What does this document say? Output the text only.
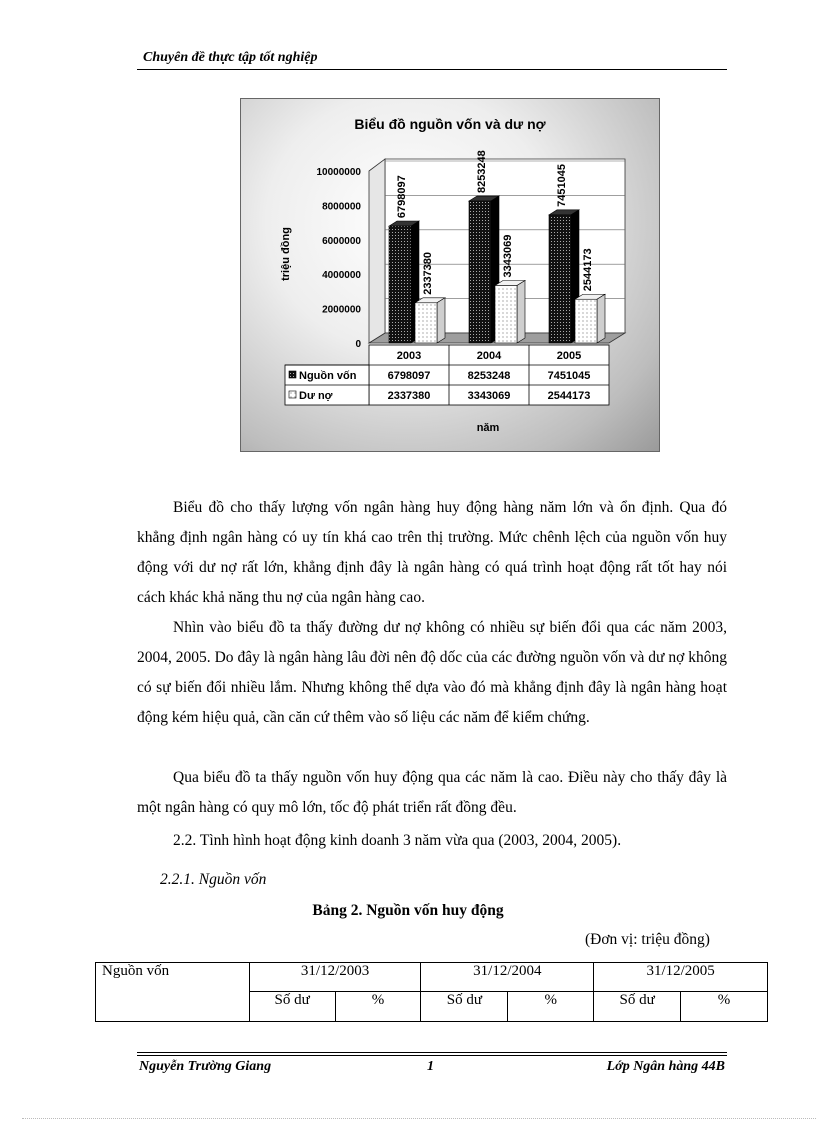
Chuyên đề thực tập tốt nghiệp
Biểu đồ nguồn vốn và dư nợ
triệu đồng
10000000
8000000
6000000
4000000
2000000
0
6798097
2337380
8253248
3343069
7451045
2544173
2003	2004	2005
Nguồn vốn	6798097	8253248	7451045
Dư nợ	2337380	3343069	2544173
năm
Biểu đồ cho thấy lượng vốn ngân hàng huy động hàng năm lớn và ổn định. Qua đó khẳng định ngân hàng có uy tín khá cao trên thị trường. Mức chênh lệch của nguồn vốn huy động với dư nợ rất lớn, khẳng định đây là ngân hàng có quá trình hoạt động rất tốt hay nói cách khác khả năng thu nợ của ngân hàng cao.
Nhìn vào biểu đồ ta thấy đường dư nợ không có nhiều sự biến đổi qua các năm 2003, 2004, 2005. Do đây là ngân hàng lâu đời nên độ dốc của các đường nguồn vốn và dư nợ không có sự biến đổi nhiều lắm. Nhưng không thể dựa vào đó mà khẳng định đây là ngân hàng hoạt động kém hiệu quả, cần căn cứ thêm vào số liệu các năm để kiểm chứng.
Qua biểu đồ ta thấy nguồn vốn huy động qua các năm là cao. Điều này cho thấy đây là một ngân hàng có quy mô lớn, tốc độ phát triển rất đồng đều.
2.2. Tình hình hoạt động kinh doanh 3 năm vừa qua (2003, 2004, 2005).
2.2.1. Nguồn vốn
Bảng 2. Nguồn vốn huy động
(Đơn vị: triệu đồng)
Nguồn vốn	31/12/2003		31/12/2004		31/12/2005	
	Số dư	%	Số dư	%	Số dư	%
Nguyễn Trường Giang	1	Lớp Ngân hàng 44B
########################################
▶ **Exercise**
Go through the listing above and locate each line that holds the word "định". Copy those lines.

▶ **Solution**
Biểu đồ cho thấy lượng vốn ngân hàng huy động hàng năm lớn và ổn định. Qua đó khẳng định ngân hàng có uy tín khá cao trên thị trường. Mức chênh lệch của nguồn vốn huy động với dư nợ rất lớn, khẳng định đây là ngân hàng có quá trình hoạt động rất tốt hay nói cách khác khả năng thu nợ của ngân hàng cao.
Nhìn vào biểu đồ ta thấy đường dư nợ không có nhiều sự biến đổi qua các năm 2003, 2004, 2005. Do đây là ngân hàng lâu đời nên độ dốc của các đường nguồn vốn và dư nợ không có sự biến đổi nhiều lắm. Nhưng không thể dựa vào đó mà khẳng định đây là ngân hàng hoạt động kém hiệu quả, cần căn cứ thêm vào số liệu các năm để kiểm chứng.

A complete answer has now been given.